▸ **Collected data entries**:
* * *
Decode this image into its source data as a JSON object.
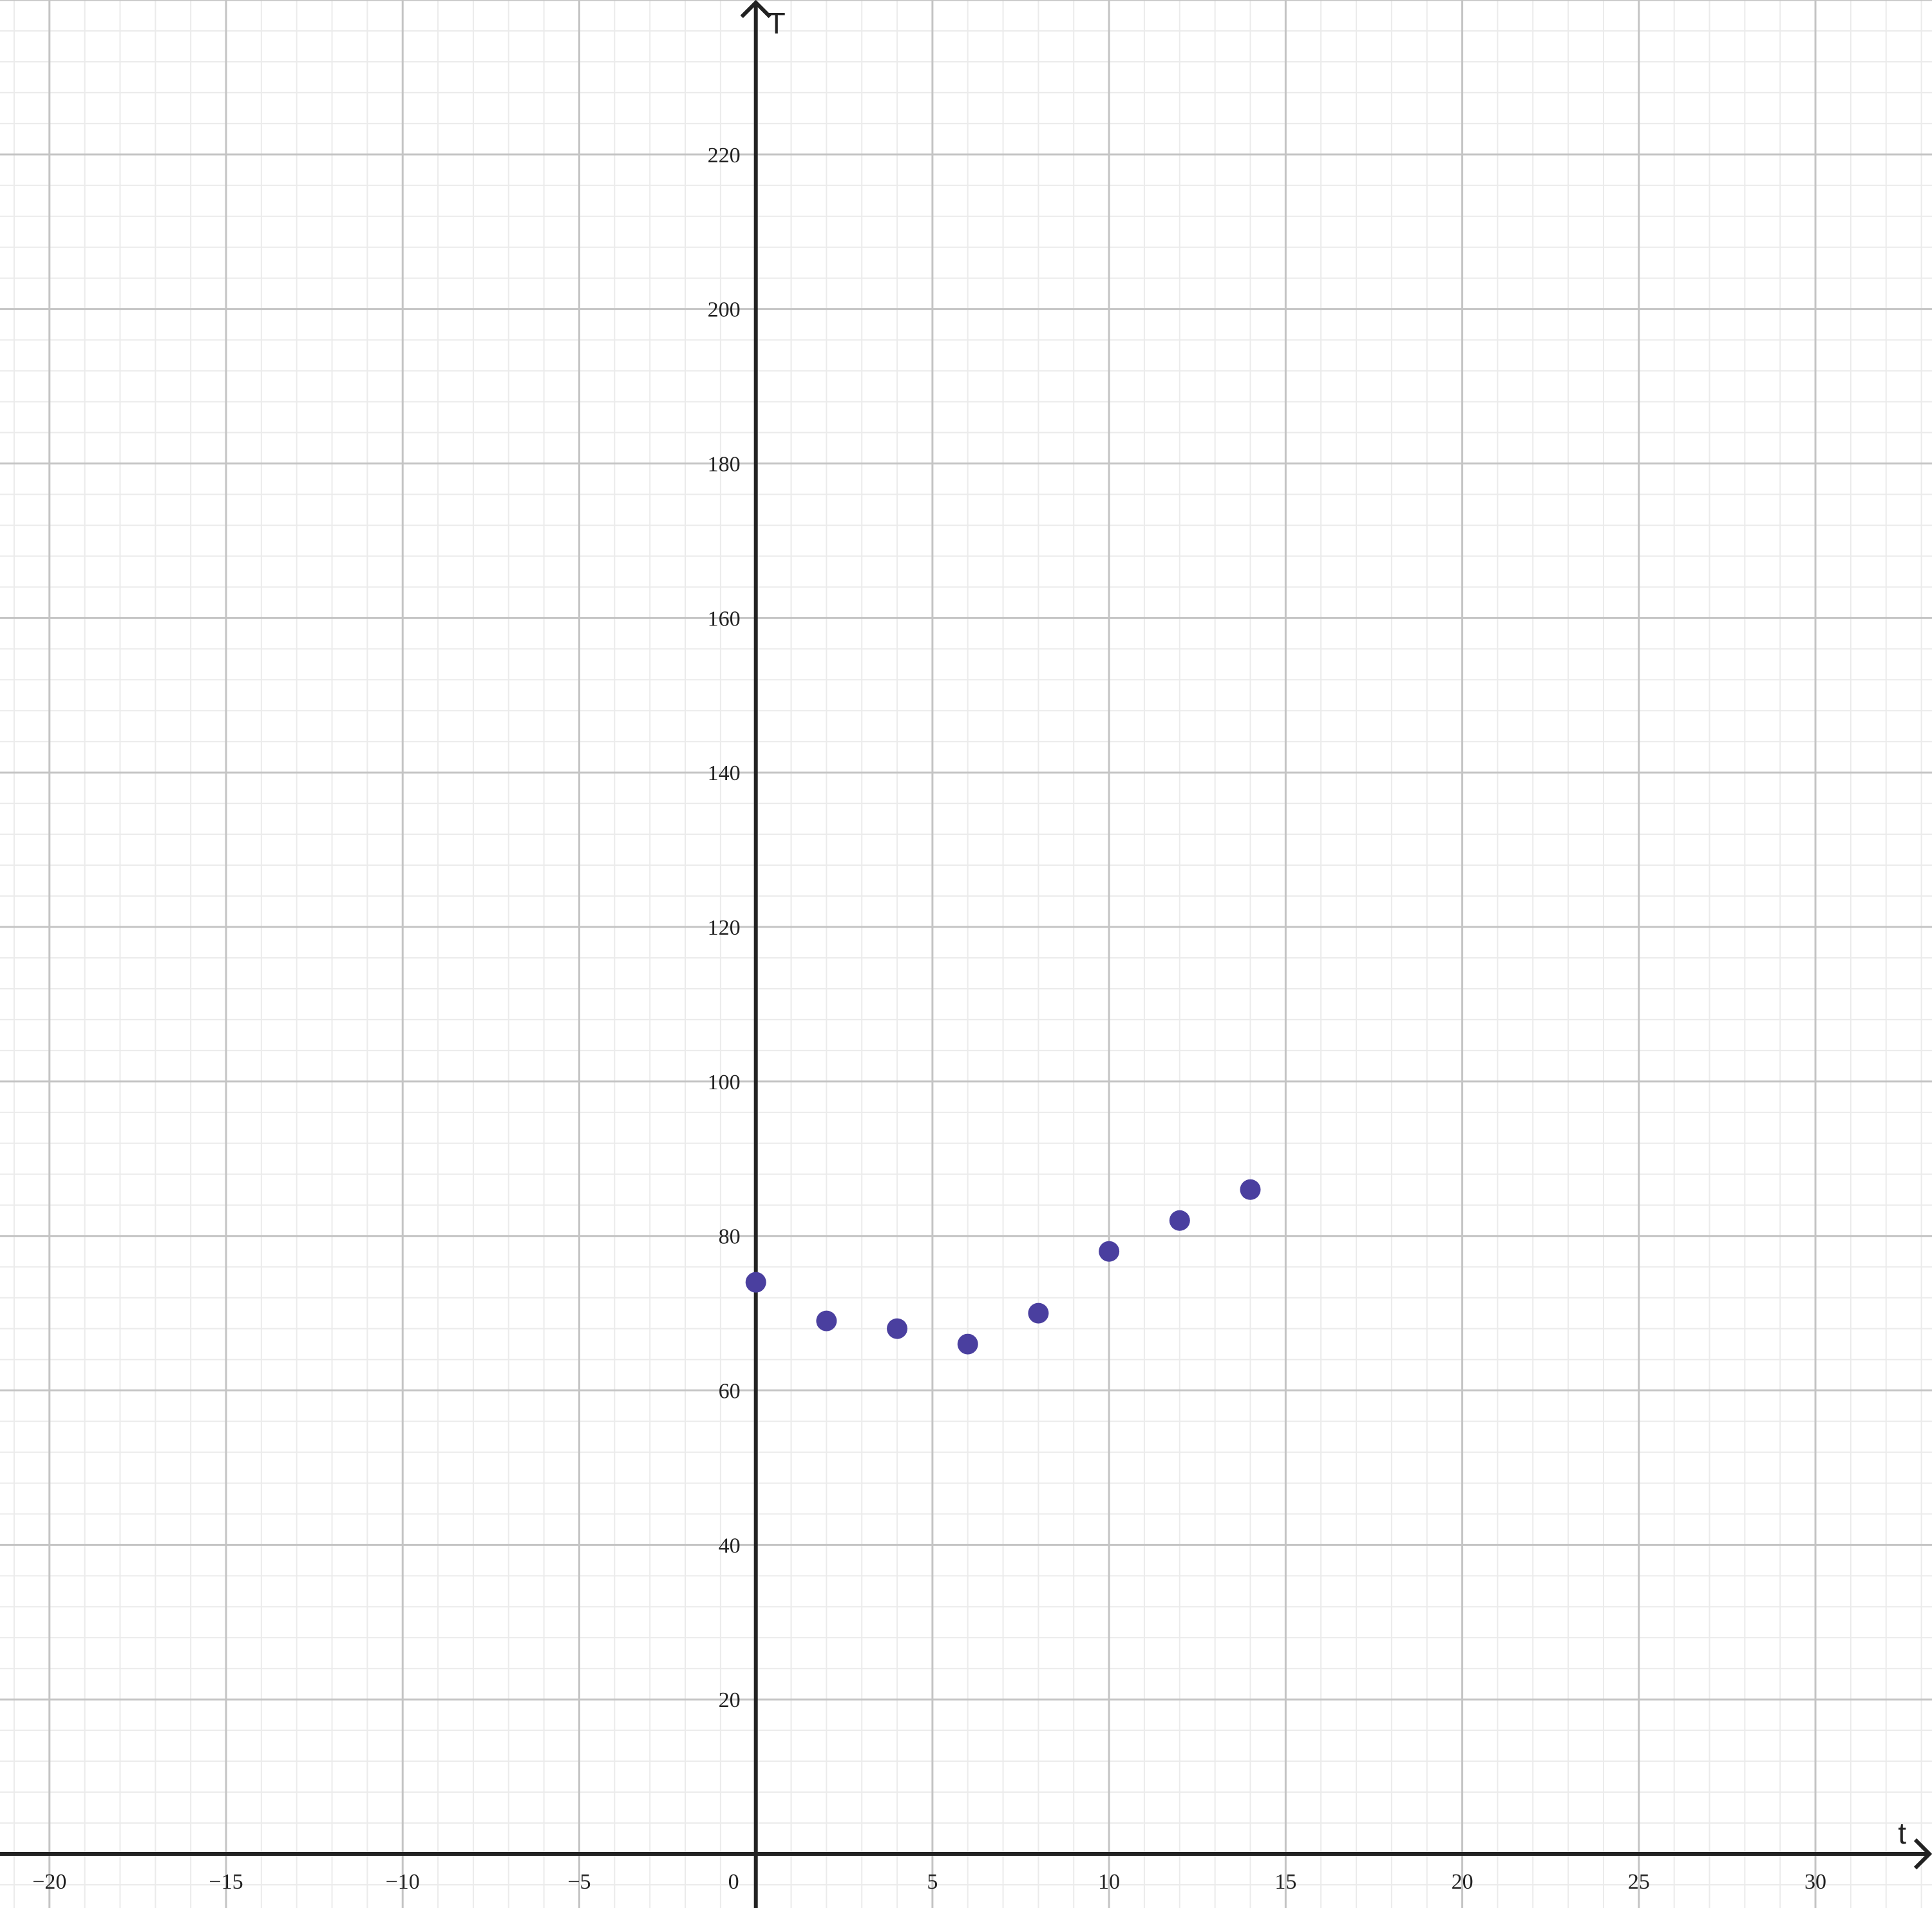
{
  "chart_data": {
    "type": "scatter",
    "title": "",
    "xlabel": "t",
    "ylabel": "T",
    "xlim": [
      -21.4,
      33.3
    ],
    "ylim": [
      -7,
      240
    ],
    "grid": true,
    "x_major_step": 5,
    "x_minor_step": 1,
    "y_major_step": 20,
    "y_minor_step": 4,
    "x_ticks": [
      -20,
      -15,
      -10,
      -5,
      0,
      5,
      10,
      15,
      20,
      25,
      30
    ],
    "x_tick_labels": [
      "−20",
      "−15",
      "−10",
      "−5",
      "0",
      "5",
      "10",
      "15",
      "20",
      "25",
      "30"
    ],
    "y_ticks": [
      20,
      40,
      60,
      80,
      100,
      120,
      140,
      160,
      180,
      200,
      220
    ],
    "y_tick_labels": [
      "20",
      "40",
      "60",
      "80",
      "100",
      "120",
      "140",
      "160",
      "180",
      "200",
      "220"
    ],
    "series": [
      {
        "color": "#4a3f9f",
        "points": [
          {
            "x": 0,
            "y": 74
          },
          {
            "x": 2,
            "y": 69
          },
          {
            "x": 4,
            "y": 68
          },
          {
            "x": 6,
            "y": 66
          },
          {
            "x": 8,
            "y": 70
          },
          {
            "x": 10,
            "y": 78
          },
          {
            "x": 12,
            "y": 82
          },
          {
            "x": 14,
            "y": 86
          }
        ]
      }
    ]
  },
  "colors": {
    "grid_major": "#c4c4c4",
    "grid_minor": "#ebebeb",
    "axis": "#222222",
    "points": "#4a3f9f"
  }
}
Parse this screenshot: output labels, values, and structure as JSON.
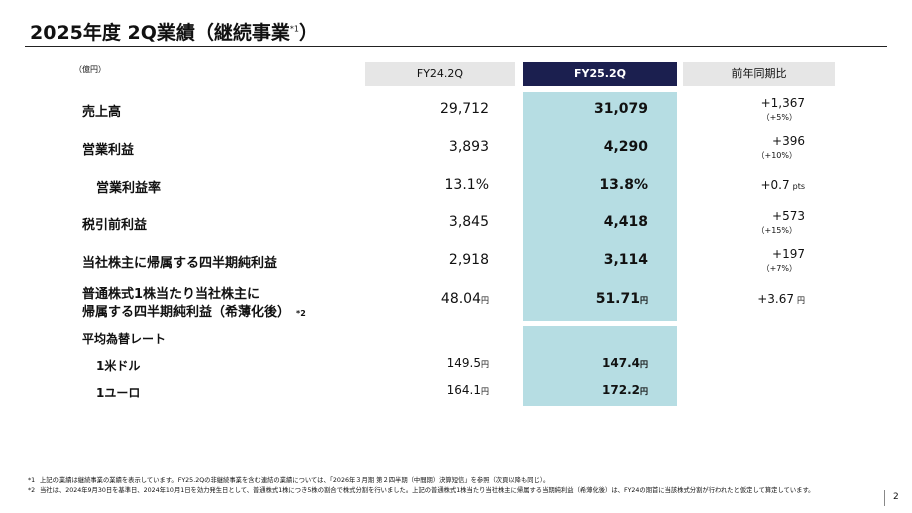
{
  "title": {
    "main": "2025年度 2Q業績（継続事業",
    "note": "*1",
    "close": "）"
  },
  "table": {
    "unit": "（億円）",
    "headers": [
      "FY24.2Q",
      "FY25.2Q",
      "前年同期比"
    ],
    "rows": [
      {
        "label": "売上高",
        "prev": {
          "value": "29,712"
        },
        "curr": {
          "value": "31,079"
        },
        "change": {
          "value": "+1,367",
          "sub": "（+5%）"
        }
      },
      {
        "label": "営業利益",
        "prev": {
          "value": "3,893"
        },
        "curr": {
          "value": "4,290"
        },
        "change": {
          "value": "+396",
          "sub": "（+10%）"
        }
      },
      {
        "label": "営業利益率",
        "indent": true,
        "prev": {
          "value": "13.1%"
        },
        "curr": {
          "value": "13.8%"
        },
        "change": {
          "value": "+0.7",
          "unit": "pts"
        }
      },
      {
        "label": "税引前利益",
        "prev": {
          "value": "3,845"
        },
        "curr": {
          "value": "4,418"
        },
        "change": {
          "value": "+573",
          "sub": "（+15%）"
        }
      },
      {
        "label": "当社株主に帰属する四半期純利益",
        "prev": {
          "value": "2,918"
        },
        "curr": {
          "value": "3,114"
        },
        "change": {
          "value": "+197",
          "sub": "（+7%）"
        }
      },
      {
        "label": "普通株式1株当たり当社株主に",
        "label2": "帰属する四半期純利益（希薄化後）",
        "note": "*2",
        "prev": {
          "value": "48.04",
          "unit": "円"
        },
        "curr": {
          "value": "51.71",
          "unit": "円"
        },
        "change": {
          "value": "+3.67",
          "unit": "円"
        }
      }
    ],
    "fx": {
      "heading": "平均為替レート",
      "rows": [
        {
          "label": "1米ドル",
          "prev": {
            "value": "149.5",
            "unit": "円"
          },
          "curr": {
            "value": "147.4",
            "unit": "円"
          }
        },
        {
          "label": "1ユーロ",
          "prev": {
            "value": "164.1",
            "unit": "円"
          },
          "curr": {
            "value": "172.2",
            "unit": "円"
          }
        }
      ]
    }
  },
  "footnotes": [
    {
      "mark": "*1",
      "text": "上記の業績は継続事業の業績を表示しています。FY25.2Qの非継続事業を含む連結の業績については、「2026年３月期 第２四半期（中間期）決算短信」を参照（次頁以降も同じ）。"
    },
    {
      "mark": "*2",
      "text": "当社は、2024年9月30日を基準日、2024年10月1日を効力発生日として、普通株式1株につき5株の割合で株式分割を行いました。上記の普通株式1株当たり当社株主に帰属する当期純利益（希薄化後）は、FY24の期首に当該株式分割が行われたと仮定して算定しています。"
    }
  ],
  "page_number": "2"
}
* * *
Copy the listing in full and without alteration, omitting every picture.

Decode this image into its source data as a JSON object.
{
  "chart_data": {
    "type": "scatter",
    "title": "",
    "xlabel": "t",
    "ylabel": "T",
    "xlim": [
      -21.4,
      33.3
    ],
    "ylim": [
      -7,
      240
    ],
    "grid": true,
    "x_major_step": 5,
    "x_minor_step": 1,
    "y_major_step": 20,
    "y_minor_step": 4,
    "x_ticks": [
      -20,
      -15,
      -10,
      -5,
      0,
      5,
      10,
      15,
      20,
      25,
      30
    ],
    "x_tick_labels": [
      "−20",
      "−15",
      "−10",
      "−5",
      "0",
      "5",
      "10",
      "15",
      "20",
      "25",
      "30"
    ],
    "y_ticks": [
      20,
      40,
      60,
      80,
      100,
      120,
      140,
      160,
      180,
      200,
      220
    ],
    "y_tick_labels": [
      "20",
      "40",
      "60",
      "80",
      "100",
      "120",
      "140",
      "160",
      "180",
      "200",
      "220"
    ],
    "series": [
      {
        "color": "#4a3f9f",
        "points": [
          {
            "x": 0,
            "y": 74
          },
          {
            "x": 2,
            "y": 69
          },
          {
            "x": 4,
            "y": 68
          },
          {
            "x": 6,
            "y": 66
          },
          {
            "x": 8,
            "y": 70
          },
          {
            "x": 10,
            "y": 78
          },
          {
            "x": 12,
            "y": 82
          },
          {
            "x": 14,
            "y": 86
          }
        ]
      }
    ]
  },
  "colors": {
    "grid_major": "#c4c4c4",
    "grid_minor": "#ebebeb",
    "axis": "#222222",
    "points": "#4a3f9f"
  }
}
Parse this screenshot: output labels, values, and structure as JSON.
{
  "title": {
    "main": "2025年度 2Q業績（継続事業",
    "note": "*1",
    "close": "）"
  },
  "table": {
    "unit": "（億円）",
    "headers": [
      "FY24.2Q",
      "FY25.2Q",
      "前年同期比"
    ],
    "rows": [
      {
        "label": "売上高",
        "prev": {
          "value": "29,712"
        },
        "curr": {
          "value": "31,079"
        },
        "change": {
          "value": "+1,367",
          "sub": "（+5%）"
        }
      },
      {
        "label": "営業利益",
        "prev": {
          "value": "3,893"
        },
        "curr": {
          "value": "4,290"
        },
        "change": {
          "value": "+396",
          "sub": "（+10%）"
        }
      },
      {
        "label": "営業利益率",
        "indent": true,
        "prev": {
          "value": "13.1%"
        },
        "curr": {
          "value": "13.8%"
        },
        "change": {
          "value": "+0.7",
          "unit": "pts"
        }
      },
      {
        "label": "税引前利益",
        "prev": {
          "value": "3,845"
        },
        "curr": {
          "value": "4,418"
        },
        "change": {
          "value": "+573",
          "sub": "（+15%）"
        }
      },
      {
        "label": "当社株主に帰属する四半期純利益",
        "prev": {
          "value": "2,918"
        },
        "curr": {
          "value": "3,114"
        },
        "change": {
          "value": "+197",
          "sub": "（+7%）"
        }
      },
      {
        "label": "普通株式1株当たり当社株主に",
        "label2": "帰属する四半期純利益（希薄化後）",
        "note": "*2",
        "prev": {
          "value": "48.04",
          "unit": "円"
        },
        "curr": {
          "value": "51.71",
          "unit": "円"
        },
        "change": {
          "value": "+3.67",
          "unit": "円"
        }
      }
    ],
    "fx": {
      "heading": "平均為替レート",
      "rows": [
        {
          "label": "1米ドル",
          "prev": {
            "value": "149.5",
            "unit": "円"
          },
          "curr": {
            "value": "147.4",
            "unit": "円"
          }
        },
        {
          "label": "1ユーロ",
          "prev": {
            "value": "164.1",
            "unit": "円"
          },
          "curr": {
            "value": "172.2",
            "unit": "円"
          }
        }
      ]
    }
  },
  "footnotes": [
    {
      "mark": "*1",
      "text": "上記の業績は継続事業の業績を表示しています。FY25.2Qの非継続事業を含む連結の業績については、「2026年３月期 第２四半期（中間期）決算短信」を参照（次頁以降も同じ）。"
    },
    {
      "mark": "*2",
      "text": "当社は、2024年9月30日を基準日、2024年10月1日を効力発生日として、普通株式1株につき5株の割合で株式分割を行いました。上記の普通株式1株当たり当社株主に帰属する当期純利益（希薄化後）は、FY24の期首に当該株式分割が行われたと仮定して算定しています。"
    }
  ],
  "page_number": "2"
}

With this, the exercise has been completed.